RAW DATA →

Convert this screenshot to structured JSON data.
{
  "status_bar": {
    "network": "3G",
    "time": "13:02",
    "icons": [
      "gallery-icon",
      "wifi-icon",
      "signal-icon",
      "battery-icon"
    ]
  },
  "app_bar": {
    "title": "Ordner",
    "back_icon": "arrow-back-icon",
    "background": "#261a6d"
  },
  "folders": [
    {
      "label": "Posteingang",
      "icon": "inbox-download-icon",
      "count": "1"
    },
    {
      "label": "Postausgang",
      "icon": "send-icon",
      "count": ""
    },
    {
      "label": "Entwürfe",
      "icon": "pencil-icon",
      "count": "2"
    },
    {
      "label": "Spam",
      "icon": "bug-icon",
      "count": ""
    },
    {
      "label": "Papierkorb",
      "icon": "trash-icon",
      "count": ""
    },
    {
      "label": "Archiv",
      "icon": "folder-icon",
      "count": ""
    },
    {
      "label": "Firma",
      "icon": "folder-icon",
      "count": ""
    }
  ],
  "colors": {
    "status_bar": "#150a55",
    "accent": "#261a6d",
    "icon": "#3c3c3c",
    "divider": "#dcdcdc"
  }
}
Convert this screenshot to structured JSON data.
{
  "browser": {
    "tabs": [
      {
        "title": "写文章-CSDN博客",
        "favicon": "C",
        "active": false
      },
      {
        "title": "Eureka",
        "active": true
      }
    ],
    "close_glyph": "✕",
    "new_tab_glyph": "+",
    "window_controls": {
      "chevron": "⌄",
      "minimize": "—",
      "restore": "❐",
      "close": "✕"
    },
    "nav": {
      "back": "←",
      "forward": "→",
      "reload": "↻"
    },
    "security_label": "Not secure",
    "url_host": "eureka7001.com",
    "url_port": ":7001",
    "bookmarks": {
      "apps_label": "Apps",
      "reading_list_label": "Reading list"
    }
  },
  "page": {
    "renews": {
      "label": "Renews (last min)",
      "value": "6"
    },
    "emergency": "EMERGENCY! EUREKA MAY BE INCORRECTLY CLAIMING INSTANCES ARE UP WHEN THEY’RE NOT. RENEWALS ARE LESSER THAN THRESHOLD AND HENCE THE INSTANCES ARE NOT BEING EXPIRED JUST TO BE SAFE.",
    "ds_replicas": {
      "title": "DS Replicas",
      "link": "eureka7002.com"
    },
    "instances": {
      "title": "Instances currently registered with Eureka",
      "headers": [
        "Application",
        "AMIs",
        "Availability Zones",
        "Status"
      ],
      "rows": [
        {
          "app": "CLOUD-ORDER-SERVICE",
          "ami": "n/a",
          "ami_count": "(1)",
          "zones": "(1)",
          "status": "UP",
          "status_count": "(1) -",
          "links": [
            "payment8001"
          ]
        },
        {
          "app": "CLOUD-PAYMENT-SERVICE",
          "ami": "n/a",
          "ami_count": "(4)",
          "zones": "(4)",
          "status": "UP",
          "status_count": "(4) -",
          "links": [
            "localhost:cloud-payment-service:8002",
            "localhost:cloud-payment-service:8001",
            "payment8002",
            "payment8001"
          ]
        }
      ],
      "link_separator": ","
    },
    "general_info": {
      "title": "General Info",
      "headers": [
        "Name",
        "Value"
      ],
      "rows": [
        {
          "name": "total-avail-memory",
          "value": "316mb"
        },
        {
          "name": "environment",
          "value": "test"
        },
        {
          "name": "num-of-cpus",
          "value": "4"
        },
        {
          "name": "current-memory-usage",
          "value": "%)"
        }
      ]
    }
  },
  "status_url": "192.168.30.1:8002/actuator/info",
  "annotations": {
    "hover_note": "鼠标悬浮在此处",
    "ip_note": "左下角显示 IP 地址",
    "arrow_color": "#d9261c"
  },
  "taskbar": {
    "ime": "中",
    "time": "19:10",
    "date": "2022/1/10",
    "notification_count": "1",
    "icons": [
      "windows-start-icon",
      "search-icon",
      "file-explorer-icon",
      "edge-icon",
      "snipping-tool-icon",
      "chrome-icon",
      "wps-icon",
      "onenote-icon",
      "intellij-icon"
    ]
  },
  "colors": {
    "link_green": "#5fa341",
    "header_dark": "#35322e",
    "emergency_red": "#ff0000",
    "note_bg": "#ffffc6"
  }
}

WHAT IS BEING ASKED →
Retype the listing exactly, in full.

THE RESULT →
Convert this screenshot to structured JSON data.
{
  "status_bar": {
    "network": "3G",
    "time": "13:02",
    "icons": [
      "gallery-icon",
      "wifi-icon",
      "signal-icon",
      "battery-icon"
    ]
  },
  "app_bar": {
    "title": "Ordner",
    "back_icon": "arrow-back-icon",
    "background": "#261a6d"
  },
  "folders": [
    {
      "label": "Posteingang",
      "icon": "inbox-download-icon",
      "count": "1"
    },
    {
      "label": "Postausgang",
      "icon": "send-icon",
      "count": ""
    },
    {
      "label": "Entwürfe",
      "icon": "pencil-icon",
      "count": "2"
    },
    {
      "label": "Spam",
      "icon": "bug-icon",
      "count": ""
    },
    {
      "label": "Papierkorb",
      "icon": "trash-icon",
      "count": ""
    },
    {
      "label": "Archiv",
      "icon": "folder-icon",
      "count": ""
    },
    {
      "label": "Firma",
      "icon": "folder-icon",
      "count": ""
    }
  ],
  "colors": {
    "status_bar": "#150a55",
    "accent": "#261a6d",
    "icon": "#3c3c3c",
    "divider": "#dcdcdc"
  }
}
Convert this screenshot to structured JSON data.
{
  "browser": {
    "tabs": [
      {
        "title": "写文章-CSDN博客",
        "favicon": "C",
        "active": false
      },
      {
        "title": "Eureka",
        "active": true
      }
    ],
    "close_glyph": "✕",
    "new_tab_glyph": "+",
    "window_controls": {
      "chevron": "⌄",
      "minimize": "—",
      "restore": "❐",
      "close": "✕"
    },
    "nav": {
      "back": "←",
      "forward": "→",
      "reload": "↻"
    },
    "security_label": "Not secure",
    "url_host": "eureka7001.com",
    "url_port": ":7001",
    "bookmarks": {
      "apps_label": "Apps",
      "reading_list_label": "Reading list"
    }
  },
  "page": {
    "renews": {
      "label": "Renews (last min)",
      "value": "6"
    },
    "emergency": "EMERGENCY! EUREKA MAY BE INCORRECTLY CLAIMING INSTANCES ARE UP WHEN THEY’RE NOT. RENEWALS ARE LESSER THAN THRESHOLD AND HENCE THE INSTANCES ARE NOT BEING EXPIRED JUST TO BE SAFE.",
    "ds_replicas": {
      "title": "DS Replicas",
      "link": "eureka7002.com"
    },
    "instances": {
      "title": "Instances currently registered with Eureka",
      "headers": [
        "Application",
        "AMIs",
        "Availability Zones",
        "Status"
      ],
      "rows": [
        {
          "app": "CLOUD-ORDER-SERVICE",
          "ami": "n/a",
          "ami_count": "(1)",
          "zones": "(1)",
          "status": "UP",
          "status_count": "(1) -",
          "links": [
            "payment8001"
          ]
        },
        {
          "app": "CLOUD-PAYMENT-SERVICE",
          "ami": "n/a",
          "ami_count": "(4)",
          "zones": "(4)",
          "status": "UP",
          "status_count": "(4) -",
          "links": [
            "localhost:cloud-payment-service:8002",
            "localhost:cloud-payment-service:8001",
            "payment8002",
            "payment8001"
          ]
        }
      ],
      "link_separator": ","
    },
    "general_info": {
      "title": "General Info",
      "headers": [
        "Name",
        "Value"
      ],
      "rows": [
        {
          "name": "total-avail-memory",
          "value": "316mb"
        },
        {
          "name": "environment",
          "value": "test"
        },
        {
          "name": "num-of-cpus",
          "value": "4"
        },
        {
          "name": "current-memory-usage",
          "value": "%)"
        }
      ]
    }
  },
  "status_url": "192.168.30.1:8002/actuator/info",
  "annotations": {
    "hover_note": "鼠标悬浮在此处",
    "ip_note": "左下角显示 IP 地址",
    "arrow_color": "#d9261c"
  },
  "taskbar": {
    "ime": "中",
    "time": "19:10",
    "date": "2022/1/10",
    "notification_count": "1",
    "icons": [
      "windows-start-icon",
      "search-icon",
      "file-explorer-icon",
      "edge-icon",
      "snipping-tool-icon",
      "chrome-icon",
      "wps-icon",
      "onenote-icon",
      "intellij-icon"
    ]
  },
  "colors": {
    "link_green": "#5fa341",
    "header_dark": "#35322e",
    "emergency_red": "#ff0000",
    "note_bg": "#ffffc6"
  }
}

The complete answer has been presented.